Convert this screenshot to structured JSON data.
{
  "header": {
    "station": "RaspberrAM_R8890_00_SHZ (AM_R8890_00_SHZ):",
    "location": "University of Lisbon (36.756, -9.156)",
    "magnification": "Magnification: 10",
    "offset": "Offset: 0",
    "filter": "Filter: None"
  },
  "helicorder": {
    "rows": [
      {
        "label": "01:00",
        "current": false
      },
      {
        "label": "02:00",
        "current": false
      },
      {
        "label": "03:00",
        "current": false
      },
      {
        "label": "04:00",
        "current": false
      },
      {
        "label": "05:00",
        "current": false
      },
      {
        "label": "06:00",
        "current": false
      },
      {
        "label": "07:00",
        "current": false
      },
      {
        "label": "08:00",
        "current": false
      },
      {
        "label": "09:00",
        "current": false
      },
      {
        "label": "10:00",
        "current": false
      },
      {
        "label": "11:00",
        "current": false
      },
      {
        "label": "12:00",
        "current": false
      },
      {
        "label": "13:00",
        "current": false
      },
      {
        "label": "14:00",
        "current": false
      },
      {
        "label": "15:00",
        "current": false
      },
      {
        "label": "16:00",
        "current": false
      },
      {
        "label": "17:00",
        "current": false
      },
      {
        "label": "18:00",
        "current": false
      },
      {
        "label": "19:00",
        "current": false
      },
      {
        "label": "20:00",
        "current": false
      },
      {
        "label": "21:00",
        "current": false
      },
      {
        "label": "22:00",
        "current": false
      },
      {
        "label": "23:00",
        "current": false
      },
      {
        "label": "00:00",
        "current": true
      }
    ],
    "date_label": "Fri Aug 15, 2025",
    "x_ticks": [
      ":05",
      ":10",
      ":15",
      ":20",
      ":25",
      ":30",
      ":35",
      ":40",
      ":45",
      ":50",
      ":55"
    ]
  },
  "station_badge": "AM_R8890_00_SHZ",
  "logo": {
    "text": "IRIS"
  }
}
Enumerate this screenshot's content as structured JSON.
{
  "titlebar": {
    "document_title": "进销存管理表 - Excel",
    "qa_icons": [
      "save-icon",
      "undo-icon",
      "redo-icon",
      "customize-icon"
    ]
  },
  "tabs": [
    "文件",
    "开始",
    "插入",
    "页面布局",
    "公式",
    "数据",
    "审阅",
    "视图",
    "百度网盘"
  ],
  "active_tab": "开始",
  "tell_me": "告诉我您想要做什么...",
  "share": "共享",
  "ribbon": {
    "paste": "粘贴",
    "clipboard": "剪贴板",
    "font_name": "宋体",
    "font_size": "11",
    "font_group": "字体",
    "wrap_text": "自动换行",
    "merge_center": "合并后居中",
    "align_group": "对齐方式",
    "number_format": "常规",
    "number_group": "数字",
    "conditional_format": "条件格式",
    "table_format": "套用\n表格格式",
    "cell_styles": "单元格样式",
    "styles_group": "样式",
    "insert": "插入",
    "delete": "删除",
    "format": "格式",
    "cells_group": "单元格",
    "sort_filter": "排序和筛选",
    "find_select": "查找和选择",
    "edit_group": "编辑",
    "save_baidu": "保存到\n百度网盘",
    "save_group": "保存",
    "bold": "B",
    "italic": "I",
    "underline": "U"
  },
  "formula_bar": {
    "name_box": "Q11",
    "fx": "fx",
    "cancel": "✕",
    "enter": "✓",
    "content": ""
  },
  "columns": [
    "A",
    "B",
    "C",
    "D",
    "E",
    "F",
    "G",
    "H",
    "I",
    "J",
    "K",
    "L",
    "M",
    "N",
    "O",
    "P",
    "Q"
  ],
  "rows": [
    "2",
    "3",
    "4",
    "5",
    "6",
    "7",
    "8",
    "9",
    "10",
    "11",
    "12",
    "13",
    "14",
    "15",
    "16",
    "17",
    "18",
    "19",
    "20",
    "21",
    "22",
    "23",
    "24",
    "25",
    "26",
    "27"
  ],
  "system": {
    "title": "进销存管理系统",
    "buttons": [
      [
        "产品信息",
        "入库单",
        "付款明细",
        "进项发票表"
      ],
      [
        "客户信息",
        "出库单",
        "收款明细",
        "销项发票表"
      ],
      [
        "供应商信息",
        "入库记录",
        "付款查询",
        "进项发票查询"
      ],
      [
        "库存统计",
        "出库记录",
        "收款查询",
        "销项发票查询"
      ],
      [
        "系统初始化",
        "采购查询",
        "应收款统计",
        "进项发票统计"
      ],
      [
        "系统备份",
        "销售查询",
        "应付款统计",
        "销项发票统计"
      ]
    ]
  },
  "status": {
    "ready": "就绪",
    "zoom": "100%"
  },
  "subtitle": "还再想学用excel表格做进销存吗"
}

**Problem requirements**
The entries above must be returned exactly.

**Written response**
Convert this screenshot to structured JSON data.
{
  "header": {
    "station": "RaspberrAM_R8890_00_SHZ (AM_R8890_00_SHZ):",
    "location": "University of Lisbon (36.756, -9.156)",
    "magnification": "Magnification: 10",
    "offset": "Offset: 0",
    "filter": "Filter: None"
  },
  "helicorder": {
    "rows": [
      {
        "label": "01:00",
        "current": false
      },
      {
        "label": "02:00",
        "current": false
      },
      {
        "label": "03:00",
        "current": false
      },
      {
        "label": "04:00",
        "current": false
      },
      {
        "label": "05:00",
        "current": false
      },
      {
        "label": "06:00",
        "current": false
      },
      {
        "label": "07:00",
        "current": false
      },
      {
        "label": "08:00",
        "current": false
      },
      {
        "label": "09:00",
        "current": false
      },
      {
        "label": "10:00",
        "current": false
      },
      {
        "label": "11:00",
        "current": false
      },
      {
        "label": "12:00",
        "current": false
      },
      {
        "label": "13:00",
        "current": false
      },
      {
        "label": "14:00",
        "current": false
      },
      {
        "label": "15:00",
        "current": false
      },
      {
        "label": "16:00",
        "current": false
      },
      {
        "label": "17:00",
        "current": false
      },
      {
        "label": "18:00",
        "current": false
      },
      {
        "label": "19:00",
        "current": false
      },
      {
        "label": "20:00",
        "current": false
      },
      {
        "label": "21:00",
        "current": false
      },
      {
        "label": "22:00",
        "current": false
      },
      {
        "label": "23:00",
        "current": false
      },
      {
        "label": "00:00",
        "current": true
      }
    ],
    "date_label": "Fri Aug 15, 2025",
    "x_ticks": [
      ":05",
      ":10",
      ":15",
      ":20",
      ":25",
      ":30",
      ":35",
      ":40",
      ":45",
      ":50",
      ":55"
    ]
  },
  "station_badge": "AM_R8890_00_SHZ",
  "logo": {
    "text": "IRIS"
  }
}
Enumerate this screenshot's content as structured JSON.
{
  "titlebar": {
    "document_title": "进销存管理表 - Excel",
    "qa_icons": [
      "save-icon",
      "undo-icon",
      "redo-icon",
      "customize-icon"
    ]
  },
  "tabs": [
    "文件",
    "开始",
    "插入",
    "页面布局",
    "公式",
    "数据",
    "审阅",
    "视图",
    "百度网盘"
  ],
  "active_tab": "开始",
  "tell_me": "告诉我您想要做什么...",
  "share": "共享",
  "ribbon": {
    "paste": "粘贴",
    "clipboard": "剪贴板",
    "font_name": "宋体",
    "font_size": "11",
    "font_group": "字体",
    "wrap_text": "自动换行",
    "merge_center": "合并后居中",
    "align_group": "对齐方式",
    "number_format": "常规",
    "number_group": "数字",
    "conditional_format": "条件格式",
    "table_format": "套用\n表格格式",
    "cell_styles": "单元格样式",
    "styles_group": "样式",
    "insert": "插入",
    "delete": "删除",
    "format": "格式",
    "cells_group": "单元格",
    "sort_filter": "排序和筛选",
    "find_select": "查找和选择",
    "edit_group": "编辑",
    "save_baidu": "保存到\n百度网盘",
    "save_group": "保存",
    "bold": "B",
    "italic": "I",
    "underline": "U"
  },
  "formula_bar": {
    "name_box": "Q11",
    "fx": "fx",
    "cancel": "✕",
    "enter": "✓",
    "content": ""
  },
  "columns": [
    "A",
    "B",
    "C",
    "D",
    "E",
    "F",
    "G",
    "H",
    "I",
    "J",
    "K",
    "L",
    "M",
    "N",
    "O",
    "P",
    "Q"
  ],
  "rows": [
    "2",
    "3",
    "4",
    "5",
    "6",
    "7",
    "8",
    "9",
    "10",
    "11",
    "12",
    "13",
    "14",
    "15",
    "16",
    "17",
    "18",
    "19",
    "20",
    "21",
    "22",
    "23",
    "24",
    "25",
    "26",
    "27"
  ],
  "system": {
    "title": "进销存管理系统",
    "buttons": [
      [
        "产品信息",
        "入库单",
        "付款明细",
        "进项发票表"
      ],
      [
        "客户信息",
        "出库单",
        "收款明细",
        "销项发票表"
      ],
      [
        "供应商信息",
        "入库记录",
        "付款查询",
        "进项发票查询"
      ],
      [
        "库存统计",
        "出库记录",
        "收款查询",
        "销项发票查询"
      ],
      [
        "系统初始化",
        "采购查询",
        "应收款统计",
        "进项发票统计"
      ],
      [
        "系统备份",
        "销售查询",
        "应付款统计",
        "销项发票统计"
      ]
    ]
  },
  "status": {
    "ready": "就绪",
    "zoom": "100%"
  },
  "subtitle": "还再想学用excel表格做进销存吗"
}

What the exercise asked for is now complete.